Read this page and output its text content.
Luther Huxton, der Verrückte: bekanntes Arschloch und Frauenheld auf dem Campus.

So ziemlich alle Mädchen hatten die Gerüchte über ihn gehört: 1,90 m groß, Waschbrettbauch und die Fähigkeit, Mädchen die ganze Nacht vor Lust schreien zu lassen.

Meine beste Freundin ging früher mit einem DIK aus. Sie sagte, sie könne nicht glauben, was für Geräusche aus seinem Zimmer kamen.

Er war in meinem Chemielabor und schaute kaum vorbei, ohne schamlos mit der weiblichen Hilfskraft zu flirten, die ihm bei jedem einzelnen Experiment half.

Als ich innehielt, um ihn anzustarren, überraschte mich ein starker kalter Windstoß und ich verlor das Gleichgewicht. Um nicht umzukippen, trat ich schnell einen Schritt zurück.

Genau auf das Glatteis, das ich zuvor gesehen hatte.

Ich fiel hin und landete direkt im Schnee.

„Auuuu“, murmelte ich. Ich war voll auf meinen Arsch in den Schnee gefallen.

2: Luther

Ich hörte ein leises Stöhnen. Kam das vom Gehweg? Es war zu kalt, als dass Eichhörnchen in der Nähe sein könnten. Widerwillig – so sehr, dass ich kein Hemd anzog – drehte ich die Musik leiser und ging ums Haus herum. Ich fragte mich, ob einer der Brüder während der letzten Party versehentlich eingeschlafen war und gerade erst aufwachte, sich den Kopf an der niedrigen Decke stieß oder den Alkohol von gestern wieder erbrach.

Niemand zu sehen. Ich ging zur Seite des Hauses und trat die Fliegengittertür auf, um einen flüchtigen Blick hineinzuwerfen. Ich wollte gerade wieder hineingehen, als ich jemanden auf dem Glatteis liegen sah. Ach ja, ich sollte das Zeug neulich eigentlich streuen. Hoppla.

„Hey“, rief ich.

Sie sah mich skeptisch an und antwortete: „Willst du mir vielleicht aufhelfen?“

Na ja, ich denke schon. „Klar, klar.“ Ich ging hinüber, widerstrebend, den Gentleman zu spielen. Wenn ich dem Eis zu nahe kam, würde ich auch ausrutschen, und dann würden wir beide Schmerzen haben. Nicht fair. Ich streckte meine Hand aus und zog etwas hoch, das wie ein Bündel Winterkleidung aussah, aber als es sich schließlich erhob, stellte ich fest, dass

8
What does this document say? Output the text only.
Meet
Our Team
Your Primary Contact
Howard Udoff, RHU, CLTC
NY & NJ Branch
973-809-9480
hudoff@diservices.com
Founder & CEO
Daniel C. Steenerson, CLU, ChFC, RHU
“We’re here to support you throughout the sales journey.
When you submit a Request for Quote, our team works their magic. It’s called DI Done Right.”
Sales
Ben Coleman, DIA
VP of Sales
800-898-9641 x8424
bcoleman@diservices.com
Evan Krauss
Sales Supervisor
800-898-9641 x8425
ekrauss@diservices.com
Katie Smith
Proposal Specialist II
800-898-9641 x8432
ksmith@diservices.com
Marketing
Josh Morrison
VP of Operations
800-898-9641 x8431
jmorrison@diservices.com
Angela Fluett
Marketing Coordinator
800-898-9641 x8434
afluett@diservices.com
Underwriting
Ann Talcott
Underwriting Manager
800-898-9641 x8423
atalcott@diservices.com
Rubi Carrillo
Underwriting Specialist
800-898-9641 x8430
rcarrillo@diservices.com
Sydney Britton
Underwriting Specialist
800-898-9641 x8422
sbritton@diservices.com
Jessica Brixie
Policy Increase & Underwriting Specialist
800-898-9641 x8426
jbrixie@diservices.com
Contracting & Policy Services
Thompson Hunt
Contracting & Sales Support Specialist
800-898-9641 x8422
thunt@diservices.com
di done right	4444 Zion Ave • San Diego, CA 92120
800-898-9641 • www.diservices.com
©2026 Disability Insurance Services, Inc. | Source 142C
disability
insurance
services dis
□ □ □
## Written exercise
Output every line above without altering anything.

## Task answer
Read this page and output its text content.
Luther Huxton, der Verrückte: bekanntes Arschloch und Frauenheld auf dem Campus.

So ziemlich alle Mädchen hatten die Gerüchte über ihn gehört: 1,90 m groß, Waschbrettbauch und die Fähigkeit, Mädchen die ganze Nacht vor Lust schreien zu lassen.

Meine beste Freundin ging früher mit einem DIK aus. Sie sagte, sie könne nicht glauben, was für Geräusche aus seinem Zimmer kamen.

Er war in meinem Chemielabor und schaute kaum vorbei, ohne schamlos mit der weiblichen Hilfskraft zu flirten, die ihm bei jedem einzelnen Experiment half.

Als ich innehielt, um ihn anzustarren, überraschte mich ein starker kalter Windstoß und ich verlor das Gleichgewicht. Um nicht umzukippen, trat ich schnell einen Schritt zurück.

Genau auf das Glatteis, das ich zuvor gesehen hatte.

Ich fiel hin und landete direkt im Schnee.

„Auuuu“, murmelte ich. Ich war voll auf meinen Arsch in den Schnee gefallen.

2: Luther

Ich hörte ein leises Stöhnen. Kam das vom Gehweg? Es war zu kalt, als dass Eichhörnchen in der Nähe sein könnten. Widerwillig – so sehr, dass ich kein Hemd anzog – drehte ich die Musik leiser und ging ums Haus herum. Ich fragte mich, ob einer der Brüder während der letzten Party versehentlich eingeschlafen war und gerade erst aufwachte, sich den Kopf an der niedrigen Decke stieß oder den Alkohol von gestern wieder erbrach.

Niemand zu sehen. Ich ging zur Seite des Hauses und trat die Fliegengittertür auf, um einen flüchtigen Blick hineinzuwerfen. Ich wollte gerade wieder hineingehen, als ich jemanden auf dem Glatteis liegen sah. Ach ja, ich sollte das Zeug neulich eigentlich streuen. Hoppla.

„Hey“, rief ich.

Sie sah mich skeptisch an und antwortete: „Willst du mir vielleicht aufhelfen?“

Na ja, ich denke schon. „Klar, klar.“ Ich ging hinüber, widerstrebend, den Gentleman zu spielen. Wenn ich dem Eis zu nahe kam, würde ich auch ausrutschen, und dann würden wir beide Schmerzen haben. Nicht fair. Ich streckte meine Hand aus und zog etwas hoch, das wie ein Bündel Winterkleidung aussah, aber als es sich schließlich erhob, stellte ich fest, dass

8
What does this document say? Output the text only.
Meet
Our Team
Your Primary Contact
Howard Udoff, RHU, CLTC
NY & NJ Branch
973-809-9480
hudoff@diservices.com
Founder & CEO
Daniel C. Steenerson, CLU, ChFC, RHU
“We’re here to support you throughout the sales journey.
When you submit a Request for Quote, our team works their magic. It’s called DI Done Right.”
Sales
Ben Coleman, DIA
VP of Sales
800-898-9641 x8424
bcoleman@diservices.com
Evan Krauss
Sales Supervisor
800-898-9641 x8425
ekrauss@diservices.com
Katie Smith
Proposal Specialist II
800-898-9641 x8432
ksmith@diservices.com
Marketing
Josh Morrison
VP of Operations
800-898-9641 x8431
jmorrison@diservices.com
Angela Fluett
Marketing Coordinator
800-898-9641 x8434
afluett@diservices.com
Underwriting
Ann Talcott
Underwriting Manager
800-898-9641 x8423
atalcott@diservices.com
Rubi Carrillo
Underwriting Specialist
800-898-9641 x8430
rcarrillo@diservices.com
Sydney Britton
Underwriting Specialist
800-898-9641 x8422
sbritton@diservices.com
Jessica Brixie
Policy Increase & Underwriting Specialist
800-898-9641 x8426
jbrixie@diservices.com
Contracting & Policy Services
Thompson Hunt
Contracting & Sales Support Specialist
800-898-9641 x8422
thunt@diservices.com
di done right	4444 Zion Ave • San Diego, CA 92120
800-898-9641 • www.diservices.com
©2026 Disability Insurance Services, Inc. | Source 142C
disability
insurance
services dis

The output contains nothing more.